START Stored records

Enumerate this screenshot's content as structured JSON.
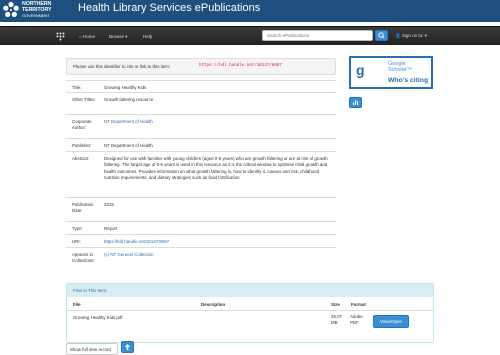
{
  "banner": {
    "logo_lines": [
      "NORTHERN",
      "TERRITORY",
      "GOVERNMENT"
    ],
    "site_title": "Health Library Services ePublications"
  },
  "navbar": {
    "home": "Home",
    "browse": "Browse",
    "help": "Help",
    "search_placeholder": "Search ePublications",
    "signin": "Sign on to:"
  },
  "identifier": {
    "text": "Please use this identifier to cite or link to this item:",
    "url": "https://hdl.handle.net/10137/8687"
  },
  "metadata": [
    {
      "label": "Title:",
      "value": "Growing Healthy Kids",
      "link": false
    },
    {
      "label": "Other Titles:",
      "value": "Growth faltering resource",
      "link": false
    },
    {
      "label": "Corporate Author:",
      "value": "NT Department of Health",
      "link": true
    },
    {
      "label": "Publisher:",
      "value": "NT Department of Health",
      "link": false
    },
    {
      "label": "Abstract:",
      "value": "Designed for use with families with young children (aged 0-5 years) who are growth faltering or are at risk of growth faltering. The target age of 0-5 years is used in this resource as it is the critical window to optimise child growth and health outcomes. Provides information on what growth faltering is, how to identify it, causes and risk, childhood nutrition requirements, and dietary strategies such as food fortification.",
      "link": false
    },
    {
      "label": "Publication Date:",
      "value": "2019",
      "link": false
    },
    {
      "label": "Type:",
      "value": "Report",
      "link": false
    },
    {
      "label": "URI:",
      "value": "https://hdl.handle.net/10137/8687",
      "link": true
    },
    {
      "label": "Appears in Collections:",
      "value": "(c) NT General Collection",
      "link": true
    }
  ],
  "scholar": {
    "line1": "Google",
    "line2": "Scholar™",
    "line3": "Who's citing"
  },
  "files": {
    "heading": "Files in This Item:",
    "columns": [
      "File",
      "Description",
      "Size",
      "Format"
    ],
    "rows": [
      {
        "file": "Growing Healthy Kids.pdf",
        "description": "",
        "size": "25.07 MB",
        "format": "Adobe PDF",
        "action": "View/Open"
      }
    ]
  },
  "footer": {
    "full_record": "Show full item record"
  },
  "colors": {
    "banner": "#1e4f7e",
    "navbar": "#222222",
    "primary_button": "#3a8ed3",
    "link": "#2a6fb0"
  }
}
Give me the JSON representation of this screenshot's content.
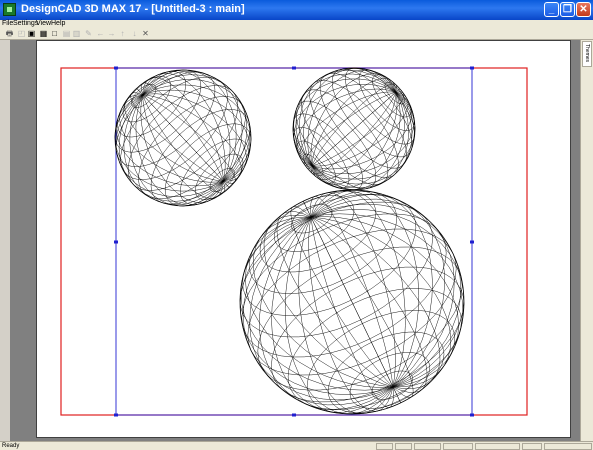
{
  "window": {
    "title": "DesignCAD 3D MAX 17 - [Untitled-3 : main]",
    "minimize_label": "_",
    "maximize_label": "❐",
    "close_label": "✕"
  },
  "menu": {
    "items": [
      {
        "id": "file",
        "label": "File"
      },
      {
        "id": "settings",
        "label": "Settings"
      },
      {
        "id": "view",
        "label": "View"
      },
      {
        "id": "help",
        "label": "Help"
      }
    ]
  },
  "toolbar": {
    "buttons": [
      {
        "id": "print",
        "glyph": "🖶",
        "state": "normal"
      },
      {
        "id": "print-preview",
        "glyph": "◰",
        "state": "disabled"
      },
      {
        "id": "page",
        "glyph": "▣",
        "state": "active"
      },
      {
        "id": "layout",
        "glyph": "▦",
        "state": "active"
      },
      {
        "id": "frame",
        "glyph": "□",
        "state": "active"
      },
      {
        "id": "group1",
        "glyph": "▤",
        "state": "disabled"
      },
      {
        "id": "group2",
        "glyph": "▥",
        "state": "disabled"
      },
      {
        "id": "draw",
        "glyph": "✎",
        "state": "disabled"
      },
      {
        "id": "arrow-left",
        "glyph": "←",
        "state": "disabled"
      },
      {
        "id": "arrow-right",
        "glyph": "→",
        "state": "disabled"
      },
      {
        "id": "arrow-up",
        "glyph": "↑",
        "state": "disabled"
      },
      {
        "id": "arrow-down",
        "glyph": "↓",
        "state": "disabled"
      },
      {
        "id": "delete",
        "glyph": "✕",
        "state": "normal"
      }
    ]
  },
  "side_panel": {
    "tab_label": "Themes"
  },
  "status": {
    "text": "Ready"
  },
  "colors": {
    "title_blue": "#0a5bdc",
    "selection": "#2020d0",
    "border_red": "#e02020",
    "workspace": "#808080"
  }
}
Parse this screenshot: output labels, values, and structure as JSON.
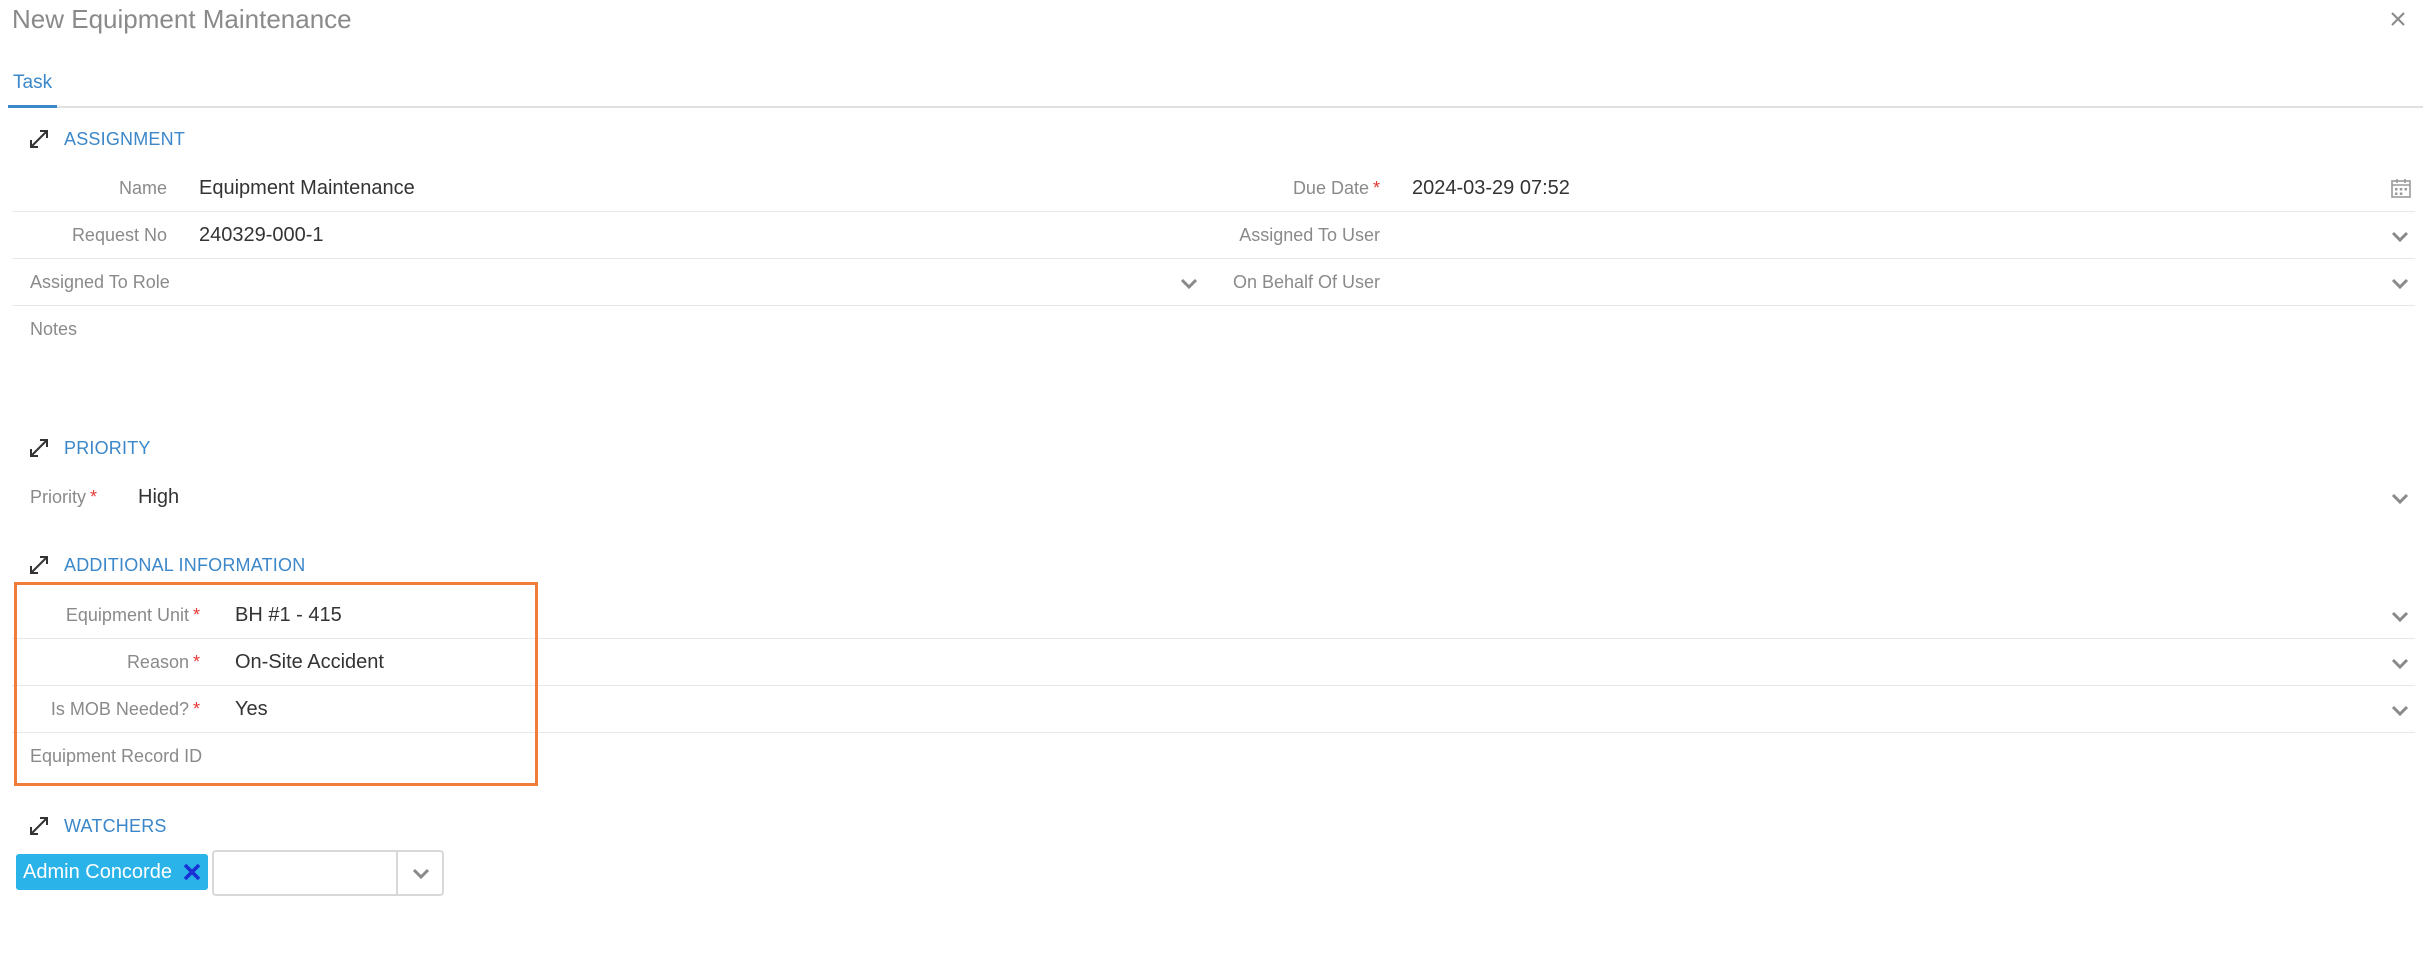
{
  "window": {
    "title": "New Equipment Maintenance"
  },
  "tabs": [
    {
      "label": "Task"
    }
  ],
  "assignment": {
    "title": "ASSIGNMENT",
    "name_label": "Name",
    "name_value": "Equipment Maintenance",
    "request_no_label": "Request No",
    "request_no_value": "240329-000-1",
    "assigned_role_label": "Assigned To Role",
    "assigned_role_value": "",
    "notes_label": "Notes",
    "notes_value": "",
    "due_date_label": "Due Date",
    "due_date_value": "2024-03-29 07:52",
    "assigned_user_label": "Assigned To User",
    "assigned_user_value": "",
    "on_behalf_label": "On Behalf Of User",
    "on_behalf_value": ""
  },
  "priority": {
    "title": "PRIORITY",
    "label": "Priority",
    "value": "High"
  },
  "additional": {
    "title": "ADDITIONAL INFORMATION",
    "equipment_unit_label": "Equipment Unit",
    "equipment_unit_value": "BH #1 - 415",
    "reason_label": "Reason",
    "reason_value": "On-Site Accident",
    "mob_label": "Is MOB Needed?",
    "mob_value": "Yes",
    "record_id_label": "Equipment Record ID",
    "record_id_value": ""
  },
  "watchers": {
    "title": "WATCHERS",
    "chips": [
      {
        "label": "Admin Concorde"
      }
    ],
    "input_value": ""
  },
  "required_marker": "*",
  "colors": {
    "accent": "#3b87c9",
    "required": "#e53935",
    "highlight": "#ee7d3b",
    "chip_bg": "#2ab3e8",
    "chip_remove": "#1a2fd6"
  },
  "icons": {
    "close": "close-icon",
    "section": "collapse-arrows-icon",
    "dropdown": "chevron-down-icon",
    "calendar": "calendar-icon",
    "remove": "remove-x-icon"
  }
}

END Stored records

Problem to solve:
Reproduce every entry word for word, but skip any pictures.

Solution to the problem:
Enumerate this screenshot's content as structured JSON.
{
  "banner": {
    "logo_lines": [
      "NORTHERN",
      "TERRITORY",
      "GOVERNMENT"
    ],
    "site_title": "Health Library Services ePublications"
  },
  "navbar": {
    "home": "Home",
    "browse": "Browse",
    "help": "Help",
    "search_placeholder": "Search ePublications",
    "signin": "Sign on to:"
  },
  "identifier": {
    "text": "Please use this identifier to cite or link to this item:",
    "url": "https://hdl.handle.net/10137/8687"
  },
  "metadata": [
    {
      "label": "Title:",
      "value": "Growing Healthy Kids",
      "link": false
    },
    {
      "label": "Other Titles:",
      "value": "Growth faltering resource",
      "link": false
    },
    {
      "label": "Corporate Author:",
      "value": "NT Department of Health",
      "link": true
    },
    {
      "label": "Publisher:",
      "value": "NT Department of Health",
      "link": false
    },
    {
      "label": "Abstract:",
      "value": "Designed for use with families with young children (aged 0-5 years) who are growth faltering or are at risk of growth faltering. The target age of 0-5 years is used in this resource as it is the critical window to optimise child growth and health outcomes. Provides information on what growth faltering is, how to identify it, causes and risk, childhood nutrition requirements, and dietary strategies such as food fortification.",
      "link": false
    },
    {
      "label": "Publication Date:",
      "value": "2019",
      "link": false
    },
    {
      "label": "Type:",
      "value": "Report",
      "link": false
    },
    {
      "label": "URI:",
      "value": "https://hdl.handle.net/10137/8687",
      "link": true
    },
    {
      "label": "Appears in Collections:",
      "value": "(c) NT General Collection",
      "link": true
    }
  ],
  "scholar": {
    "line1": "Google",
    "line2": "Scholar™",
    "line3": "Who's citing"
  },
  "files": {
    "heading": "Files in This Item:",
    "columns": [
      "File",
      "Description",
      "Size",
      "Format"
    ],
    "rows": [
      {
        "file": "Growing Healthy Kids.pdf",
        "description": "",
        "size": "25.07 MB",
        "format": "Adobe PDF",
        "action": "View/Open"
      }
    ]
  },
  "footer": {
    "full_record": "Show full item record"
  },
  "colors": {
    "banner": "#1e4f7e",
    "navbar": "#222222",
    "primary_button": "#3a8ed3",
    "link": "#2a6fb0"
  }
}
Give me the JSON representation of this screenshot's content.
{
  "window": {
    "title": "DesignCAD 3D MAX 17 - [Untitled-3 : main]",
    "minimize_label": "_",
    "maximize_label": "❐",
    "close_label": "✕"
  },
  "menu": {
    "items": [
      {
        "id": "file",
        "label": "File"
      },
      {
        "id": "settings",
        "label": "Settings"
      },
      {
        "id": "view",
        "label": "View"
      },
      {
        "id": "help",
        "label": "Help"
      }
    ]
  },
  "toolbar": {
    "buttons": [
      {
        "id": "print",
        "glyph": "🖶",
        "state": "normal"
      },
      {
        "id": "print-preview",
        "glyph": "◰",
        "state": "disabled"
      },
      {
        "id": "page",
        "glyph": "▣",
        "state": "active"
      },
      {
        "id": "layout",
        "glyph": "▦",
        "state": "active"
      },
      {
        "id": "frame",
        "glyph": "□",
        "state": "active"
      },
      {
        "id": "group1",
        "glyph": "▤",
        "state": "disabled"
      },
      {
        "id": "group2",
        "glyph": "▥",
        "state": "disabled"
      },
      {
        "id": "draw",
        "glyph": "✎",
        "state": "disabled"
      },
      {
        "id": "arrow-left",
        "glyph": "←",
        "state": "disabled"
      },
      {
        "id": "arrow-right",
        "glyph": "→",
        "state": "disabled"
      },
      {
        "id": "arrow-up",
        "glyph": "↑",
        "state": "disabled"
      },
      {
        "id": "arrow-down",
        "glyph": "↓",
        "state": "disabled"
      },
      {
        "id": "delete",
        "glyph": "✕",
        "state": "normal"
      }
    ]
  },
  "side_panel": {
    "tab_label": "Themes"
  },
  "status": {
    "text": "Ready"
  },
  "colors": {
    "title_blue": "#0a5bdc",
    "selection": "#2020d0",
    "border_red": "#e02020",
    "workspace": "#808080"
  }
}
Parse this screenshot: output labels, values, and structure as JSON.
{
  "window": {
    "title": "New Equipment Maintenance"
  },
  "tabs": [
    {
      "label": "Task"
    }
  ],
  "assignment": {
    "title": "ASSIGNMENT",
    "name_label": "Name",
    "name_value": "Equipment Maintenance",
    "request_no_label": "Request No",
    "request_no_value": "240329-000-1",
    "assigned_role_label": "Assigned To Role",
    "assigned_role_value": "",
    "notes_label": "Notes",
    "notes_value": "",
    "due_date_label": "Due Date",
    "due_date_value": "2024-03-29 07:52",
    "assigned_user_label": "Assigned To User",
    "assigned_user_value": "",
    "on_behalf_label": "On Behalf Of User",
    "on_behalf_value": ""
  },
  "priority": {
    "title": "PRIORITY",
    "label": "Priority",
    "value": "High"
  },
  "additional": {
    "title": "ADDITIONAL INFORMATION",
    "equipment_unit_label": "Equipment Unit",
    "equipment_unit_value": "BH #1 - 415",
    "reason_label": "Reason",
    "reason_value": "On-Site Accident",
    "mob_label": "Is MOB Needed?",
    "mob_value": "Yes",
    "record_id_label": "Equipment Record ID",
    "record_id_value": ""
  },
  "watchers": {
    "title": "WATCHERS",
    "chips": [
      {
        "label": "Admin Concorde"
      }
    ],
    "input_value": ""
  },
  "required_marker": "*",
  "colors": {
    "accent": "#3b87c9",
    "required": "#e53935",
    "highlight": "#ee7d3b",
    "chip_bg": "#2ab3e8",
    "chip_remove": "#1a2fd6"
  },
  "icons": {
    "close": "close-icon",
    "section": "collapse-arrows-icon",
    "dropdown": "chevron-down-icon",
    "calendar": "calendar-icon",
    "remove": "remove-x-icon"
  }
}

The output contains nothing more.